Tally the lines in the listing below that contain "снега" and report the tally alone.
++++ RECORDS PROVIDED ++++
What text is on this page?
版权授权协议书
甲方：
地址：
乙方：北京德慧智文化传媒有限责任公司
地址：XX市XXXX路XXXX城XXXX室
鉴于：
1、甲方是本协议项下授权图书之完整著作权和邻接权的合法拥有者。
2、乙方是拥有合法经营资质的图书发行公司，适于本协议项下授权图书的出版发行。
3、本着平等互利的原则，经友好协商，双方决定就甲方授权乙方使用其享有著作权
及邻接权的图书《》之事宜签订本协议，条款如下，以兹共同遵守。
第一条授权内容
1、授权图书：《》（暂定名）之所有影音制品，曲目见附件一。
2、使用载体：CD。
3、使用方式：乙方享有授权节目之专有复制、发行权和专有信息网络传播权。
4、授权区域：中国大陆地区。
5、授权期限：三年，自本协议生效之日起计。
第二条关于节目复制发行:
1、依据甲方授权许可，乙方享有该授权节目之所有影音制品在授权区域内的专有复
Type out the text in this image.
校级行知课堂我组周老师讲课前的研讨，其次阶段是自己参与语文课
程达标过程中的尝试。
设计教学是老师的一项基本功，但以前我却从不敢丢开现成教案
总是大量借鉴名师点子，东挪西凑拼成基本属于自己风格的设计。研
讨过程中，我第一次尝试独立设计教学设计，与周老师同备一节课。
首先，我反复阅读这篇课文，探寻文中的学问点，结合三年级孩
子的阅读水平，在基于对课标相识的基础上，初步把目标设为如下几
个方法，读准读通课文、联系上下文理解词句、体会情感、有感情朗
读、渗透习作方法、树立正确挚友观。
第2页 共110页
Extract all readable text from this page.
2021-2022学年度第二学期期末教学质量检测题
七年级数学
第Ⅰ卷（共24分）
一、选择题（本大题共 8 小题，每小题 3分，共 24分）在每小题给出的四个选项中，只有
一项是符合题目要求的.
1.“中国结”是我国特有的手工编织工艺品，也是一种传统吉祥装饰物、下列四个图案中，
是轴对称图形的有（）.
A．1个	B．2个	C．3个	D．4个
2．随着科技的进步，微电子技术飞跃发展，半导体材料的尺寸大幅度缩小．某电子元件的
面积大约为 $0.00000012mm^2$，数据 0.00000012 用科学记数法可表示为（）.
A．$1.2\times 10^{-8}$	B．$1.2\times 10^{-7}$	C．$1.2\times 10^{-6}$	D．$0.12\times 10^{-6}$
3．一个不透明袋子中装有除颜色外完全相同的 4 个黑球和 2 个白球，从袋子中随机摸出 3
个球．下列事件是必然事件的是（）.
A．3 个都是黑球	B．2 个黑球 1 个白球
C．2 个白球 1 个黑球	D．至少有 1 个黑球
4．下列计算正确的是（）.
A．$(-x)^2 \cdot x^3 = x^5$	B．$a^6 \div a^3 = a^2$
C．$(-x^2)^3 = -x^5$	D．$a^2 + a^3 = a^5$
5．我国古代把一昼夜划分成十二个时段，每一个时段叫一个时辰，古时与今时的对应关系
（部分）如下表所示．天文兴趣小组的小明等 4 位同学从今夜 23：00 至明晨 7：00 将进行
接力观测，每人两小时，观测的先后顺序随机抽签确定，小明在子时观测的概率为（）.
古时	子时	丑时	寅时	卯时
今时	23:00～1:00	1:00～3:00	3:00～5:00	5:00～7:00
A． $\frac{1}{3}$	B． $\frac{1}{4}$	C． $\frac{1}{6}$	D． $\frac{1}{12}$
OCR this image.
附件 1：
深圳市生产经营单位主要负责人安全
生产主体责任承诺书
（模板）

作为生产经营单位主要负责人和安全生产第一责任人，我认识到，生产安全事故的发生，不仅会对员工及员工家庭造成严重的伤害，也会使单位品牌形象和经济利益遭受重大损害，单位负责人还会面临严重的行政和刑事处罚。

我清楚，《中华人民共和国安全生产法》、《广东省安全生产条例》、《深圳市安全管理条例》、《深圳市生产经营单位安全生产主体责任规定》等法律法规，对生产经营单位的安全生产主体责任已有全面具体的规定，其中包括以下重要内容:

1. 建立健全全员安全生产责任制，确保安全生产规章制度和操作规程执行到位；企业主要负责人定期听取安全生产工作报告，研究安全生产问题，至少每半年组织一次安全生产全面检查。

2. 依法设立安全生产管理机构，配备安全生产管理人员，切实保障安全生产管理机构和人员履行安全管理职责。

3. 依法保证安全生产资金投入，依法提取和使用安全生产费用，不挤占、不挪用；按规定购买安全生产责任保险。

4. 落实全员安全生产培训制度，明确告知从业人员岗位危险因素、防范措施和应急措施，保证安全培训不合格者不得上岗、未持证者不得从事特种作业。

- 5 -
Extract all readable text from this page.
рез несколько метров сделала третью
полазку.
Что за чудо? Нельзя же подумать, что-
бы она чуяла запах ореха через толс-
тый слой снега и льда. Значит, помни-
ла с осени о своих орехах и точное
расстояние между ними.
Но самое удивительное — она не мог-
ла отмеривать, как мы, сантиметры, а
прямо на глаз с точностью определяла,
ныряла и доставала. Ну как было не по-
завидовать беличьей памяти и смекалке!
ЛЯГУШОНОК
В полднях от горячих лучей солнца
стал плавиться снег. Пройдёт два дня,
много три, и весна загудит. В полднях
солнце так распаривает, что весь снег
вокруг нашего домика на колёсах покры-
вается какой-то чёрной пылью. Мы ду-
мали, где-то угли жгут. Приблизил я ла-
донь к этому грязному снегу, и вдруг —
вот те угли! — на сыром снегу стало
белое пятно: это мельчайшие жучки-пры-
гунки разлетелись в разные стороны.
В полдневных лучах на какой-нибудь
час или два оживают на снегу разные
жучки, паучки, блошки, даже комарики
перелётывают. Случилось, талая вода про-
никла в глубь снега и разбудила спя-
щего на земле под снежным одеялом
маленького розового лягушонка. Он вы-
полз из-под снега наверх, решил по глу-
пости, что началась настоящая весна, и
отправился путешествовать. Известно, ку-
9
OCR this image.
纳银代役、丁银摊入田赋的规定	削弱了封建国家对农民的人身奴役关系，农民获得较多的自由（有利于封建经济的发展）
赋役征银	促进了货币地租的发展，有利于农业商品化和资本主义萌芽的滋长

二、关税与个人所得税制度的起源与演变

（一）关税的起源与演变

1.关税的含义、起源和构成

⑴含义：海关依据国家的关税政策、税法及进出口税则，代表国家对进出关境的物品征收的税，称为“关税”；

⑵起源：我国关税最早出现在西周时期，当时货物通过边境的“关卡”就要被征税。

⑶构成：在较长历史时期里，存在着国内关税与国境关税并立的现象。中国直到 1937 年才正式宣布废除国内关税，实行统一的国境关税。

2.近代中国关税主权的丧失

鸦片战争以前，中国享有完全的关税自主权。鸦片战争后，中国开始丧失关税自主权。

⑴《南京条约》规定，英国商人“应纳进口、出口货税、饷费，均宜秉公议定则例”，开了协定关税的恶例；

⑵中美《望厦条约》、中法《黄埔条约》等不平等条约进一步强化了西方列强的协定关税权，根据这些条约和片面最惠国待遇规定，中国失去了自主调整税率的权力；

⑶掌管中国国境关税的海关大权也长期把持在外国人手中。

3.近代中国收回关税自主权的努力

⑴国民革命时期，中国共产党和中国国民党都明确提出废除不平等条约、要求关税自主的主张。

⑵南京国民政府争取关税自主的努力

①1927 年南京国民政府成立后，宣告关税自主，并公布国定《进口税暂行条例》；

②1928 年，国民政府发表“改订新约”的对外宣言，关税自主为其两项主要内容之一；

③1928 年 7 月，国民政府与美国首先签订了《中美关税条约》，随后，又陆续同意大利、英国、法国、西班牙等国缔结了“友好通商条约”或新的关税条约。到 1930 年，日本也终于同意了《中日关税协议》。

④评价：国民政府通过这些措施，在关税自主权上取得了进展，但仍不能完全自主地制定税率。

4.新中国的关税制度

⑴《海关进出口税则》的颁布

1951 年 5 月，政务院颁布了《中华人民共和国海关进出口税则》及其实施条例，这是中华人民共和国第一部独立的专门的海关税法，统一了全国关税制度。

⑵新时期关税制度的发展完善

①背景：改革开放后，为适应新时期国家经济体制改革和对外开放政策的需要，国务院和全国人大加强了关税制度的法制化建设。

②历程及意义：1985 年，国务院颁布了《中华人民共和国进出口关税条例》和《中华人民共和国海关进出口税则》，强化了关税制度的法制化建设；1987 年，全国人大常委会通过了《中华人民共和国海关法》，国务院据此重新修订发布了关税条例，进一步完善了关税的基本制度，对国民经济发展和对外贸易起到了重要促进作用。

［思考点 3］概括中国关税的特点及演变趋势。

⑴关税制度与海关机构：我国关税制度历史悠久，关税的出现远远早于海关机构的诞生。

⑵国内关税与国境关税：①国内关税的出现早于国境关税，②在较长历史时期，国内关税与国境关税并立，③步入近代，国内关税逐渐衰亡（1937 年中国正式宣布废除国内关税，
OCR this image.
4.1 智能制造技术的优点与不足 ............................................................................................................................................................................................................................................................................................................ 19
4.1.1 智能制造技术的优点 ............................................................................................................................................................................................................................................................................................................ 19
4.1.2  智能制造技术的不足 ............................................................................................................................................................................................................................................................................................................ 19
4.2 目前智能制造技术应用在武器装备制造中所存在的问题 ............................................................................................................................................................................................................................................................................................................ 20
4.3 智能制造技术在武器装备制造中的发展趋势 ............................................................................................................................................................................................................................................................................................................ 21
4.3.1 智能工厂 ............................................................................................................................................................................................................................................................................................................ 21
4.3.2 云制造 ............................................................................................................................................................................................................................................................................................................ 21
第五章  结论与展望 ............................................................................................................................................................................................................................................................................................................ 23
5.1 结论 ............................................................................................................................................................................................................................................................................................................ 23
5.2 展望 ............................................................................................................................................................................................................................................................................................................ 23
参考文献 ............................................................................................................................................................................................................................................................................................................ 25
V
++++
(TASK OUTPUT)
3